Write out the data again exactly, skipping every picture.

[Dataset records]
++++++++
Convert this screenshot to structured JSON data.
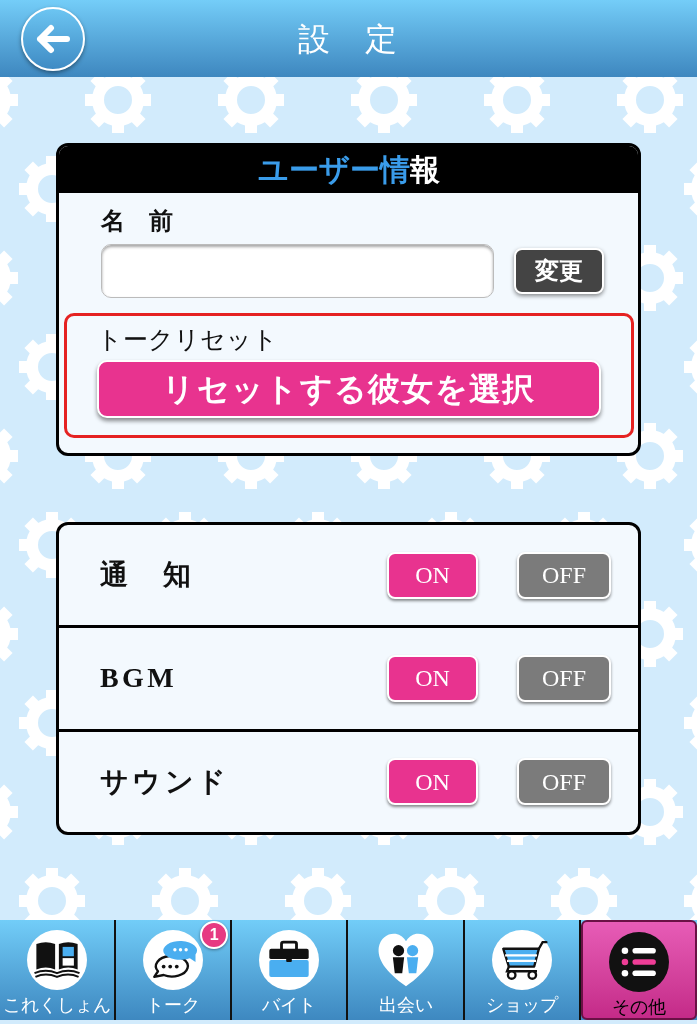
{
  "header": {
    "title": "設　定"
  },
  "user_info": {
    "title_parts": [
      {
        "text": "ユーザー情",
        "color": "#3a9cea"
      },
      {
        "text": "報",
        "color": "#ffffff"
      }
    ],
    "name_label": "名　前",
    "change_button": "変更",
    "talk_reset": {
      "label": "トークリセット",
      "button": "リセットする彼女を選択"
    }
  },
  "settings": [
    {
      "label": "通　知",
      "on_button": "ON",
      "off_button": "OFF",
      "on": true
    },
    {
      "label": "BGM",
      "on_button": "ON",
      "off_button": "OFF",
      "on": true
    },
    {
      "label": "サウンド",
      "on_button": "ON",
      "off_button": "OFF",
      "on": true
    }
  ],
  "tab_bar": [
    {
      "kind": "book",
      "label": "これくしょん",
      "selected": false
    },
    {
      "kind": "chat",
      "label": "トーク",
      "badge": "1",
      "selected": false
    },
    {
      "kind": "briefcase",
      "label": "バイト",
      "selected": false
    },
    {
      "kind": "heart",
      "label": "出会い",
      "selected": false
    },
    {
      "kind": "cart",
      "label": "ショップ",
      "selected": false
    },
    {
      "kind": "list",
      "label": "その他",
      "selected": true
    }
  ]
}
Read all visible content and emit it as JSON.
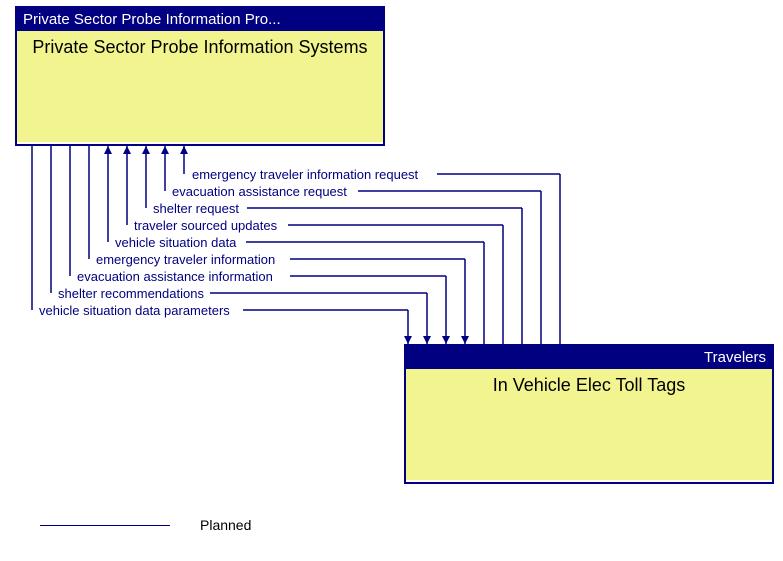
{
  "nodes": {
    "source": {
      "header": "Private Sector Probe Information Pro...",
      "title": "Private Sector Probe Information Systems"
    },
    "target": {
      "header": "Travelers",
      "title": "In Vehicle Elec Toll Tags"
    }
  },
  "flows": [
    {
      "label": "emergency traveler information request",
      "direction": "to_source"
    },
    {
      "label": "evacuation assistance request",
      "direction": "to_source"
    },
    {
      "label": "shelter request",
      "direction": "to_source"
    },
    {
      "label": "traveler sourced updates",
      "direction": "to_source"
    },
    {
      "label": "vehicle situation data",
      "direction": "to_source"
    },
    {
      "label": "emergency traveler information",
      "direction": "to_target"
    },
    {
      "label": "evacuation assistance information",
      "direction": "to_target"
    },
    {
      "label": "shelter recommendations",
      "direction": "to_target"
    },
    {
      "label": "vehicle situation data parameters",
      "direction": "to_target"
    }
  ],
  "legend": {
    "planned": "Planned"
  }
}
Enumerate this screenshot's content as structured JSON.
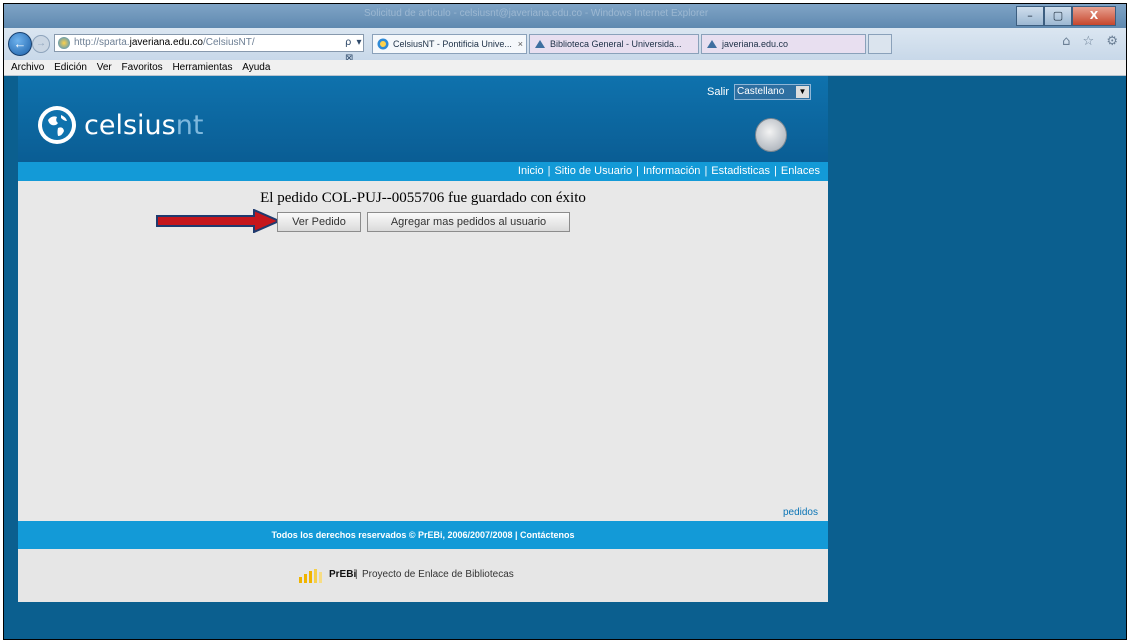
{
  "browser": {
    "title_bar_text": "Solicitud de articulo - celsiusnt@javeriana.edu.co - Windows Internet Explorer",
    "address": {
      "prefix": "http://sparta.",
      "domain": "javeriana.edu.co",
      "path": "/CelsiusNT/"
    },
    "address_tools": "ρ ▾ ⊠ C ✕",
    "tabs": [
      {
        "label": "CelsiusNT - Pontificia Unive...",
        "close": "×"
      },
      {
        "label": "Biblioteca General - Universida..."
      },
      {
        "label": "javeriana.edu.co"
      }
    ],
    "right_icons": "⌂ ☆ ⚙",
    "window_buttons": [
      "–",
      "▢",
      "X"
    ],
    "menu": [
      "Archivo",
      "Edición",
      "Ver",
      "Favoritos",
      "Herramientas",
      "Ayuda"
    ]
  },
  "header": {
    "logo_main": "celsius",
    "logo_suffix": "nt",
    "salir": "Salir",
    "language": "Castellano"
  },
  "nav": {
    "items": [
      "Inicio",
      "Sitio de Usuario",
      "Información",
      "Estadisticas",
      "Enlaces"
    ],
    "separator": "|"
  },
  "content": {
    "message": "El pedido COL-PUJ--0055706 fue guardado con éxito",
    "buttons": {
      "view": "Ver Pedido",
      "add_more": "Agregar mas pedidos al usuario"
    },
    "pedidos_link": "pedidos"
  },
  "footer": {
    "copyright": "Todos los derechos reservados © PrEBi, 2006/2007/2008 | Contáctenos",
    "prebi_name": "PrEBi",
    "prebi_sep": "|",
    "prebi_desc": "Proyecto de Enlace de Bibliotecas"
  },
  "colors": {
    "header_blue": "#0f72ad",
    "nav_blue": "#139ad7",
    "arrow_red": "#c5161c",
    "arrow_border": "#1f3a6e"
  }
}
++++++++
▶ [Response below]:
Convert this screenshot to structured JSON data.
{
  "header": {
    "title": "設　定"
  },
  "user_info": {
    "title_parts": [
      {
        "text": "ユーザー情",
        "color": "#3a9cea"
      },
      {
        "text": "報",
        "color": "#ffffff"
      }
    ],
    "name_label": "名　前",
    "change_button": "変更",
    "talk_reset": {
      "label": "トークリセット",
      "button": "リセットする彼女を選択"
    }
  },
  "settings": [
    {
      "label": "通　知",
      "on_button": "ON",
      "off_button": "OFF",
      "on": true
    },
    {
      "label": "BGM",
      "on_button": "ON",
      "off_button": "OFF",
      "on": true
    },
    {
      "label": "サウンド",
      "on_button": "ON",
      "off_button": "OFF",
      "on": true
    }
  ],
  "tab_bar": [
    {
      "kind": "book",
      "label": "これくしょん",
      "selected": false
    },
    {
      "kind": "chat",
      "label": "トーク",
      "badge": "1",
      "selected": false
    },
    {
      "kind": "briefcase",
      "label": "バイト",
      "selected": false
    },
    {
      "kind": "heart",
      "label": "出会い",
      "selected": false
    },
    {
      "kind": "cart",
      "label": "ショップ",
      "selected": false
    },
    {
      "kind": "list",
      "label": "その他",
      "selected": true
    }
  ]
}
Read all visible content and emit it as JSON.
{
  "nodes": {
    "source": {
      "header": "Private Sector Probe Information Pro...",
      "title": "Private Sector Probe Information Systems"
    },
    "target": {
      "header": "Travelers",
      "title": "In Vehicle Elec Toll Tags"
    }
  },
  "flows": [
    {
      "label": "emergency traveler information request",
      "direction": "to_source"
    },
    {
      "label": "evacuation assistance request",
      "direction": "to_source"
    },
    {
      "label": "shelter request",
      "direction": "to_source"
    },
    {
      "label": "traveler sourced updates",
      "direction": "to_source"
    },
    {
      "label": "vehicle situation data",
      "direction": "to_source"
    },
    {
      "label": "emergency traveler information",
      "direction": "to_target"
    },
    {
      "label": "evacuation assistance information",
      "direction": "to_target"
    },
    {
      "label": "shelter recommendations",
      "direction": "to_target"
    },
    {
      "label": "vehicle situation data parameters",
      "direction": "to_target"
    }
  ],
  "legend": {
    "planned": "Planned"
  }
}
Enumerate this screenshot's content as structured JSON.
{
  "browser": {
    "title_bar_text": "Solicitud de articulo - celsiusnt@javeriana.edu.co - Windows Internet Explorer",
    "address": {
      "prefix": "http://sparta.",
      "domain": "javeriana.edu.co",
      "path": "/CelsiusNT/"
    },
    "address_tools": "ρ ▾ ⊠ C ✕",
    "tabs": [
      {
        "label": "CelsiusNT - Pontificia Unive...",
        "close": "×"
      },
      {
        "label": "Biblioteca General - Universida..."
      },
      {
        "label": "javeriana.edu.co"
      }
    ],
    "right_icons": "⌂ ☆ ⚙",
    "window_buttons": [
      "–",
      "▢",
      "X"
    ],
    "menu": [
      "Archivo",
      "Edición",
      "Ver",
      "Favoritos",
      "Herramientas",
      "Ayuda"
    ]
  },
  "header": {
    "logo_main": "celsius",
    "logo_suffix": "nt",
    "salir": "Salir",
    "language": "Castellano"
  },
  "nav": {
    "items": [
      "Inicio",
      "Sitio de Usuario",
      "Información",
      "Estadisticas",
      "Enlaces"
    ],
    "separator": "|"
  },
  "content": {
    "message": "El pedido COL-PUJ--0055706 fue guardado con éxito",
    "buttons": {
      "view": "Ver Pedido",
      "add_more": "Agregar mas pedidos al usuario"
    },
    "pedidos_link": "pedidos"
  },
  "footer": {
    "copyright": "Todos los derechos reservados © PrEBi, 2006/2007/2008 | Contáctenos",
    "prebi_name": "PrEBi",
    "prebi_sep": "|",
    "prebi_desc": "Proyecto de Enlace de Bibliotecas"
  },
  "colors": {
    "header_blue": "#0f72ad",
    "nav_blue": "#139ad7",
    "arrow_red": "#c5161c",
    "arrow_border": "#1f3a6e"
  }
}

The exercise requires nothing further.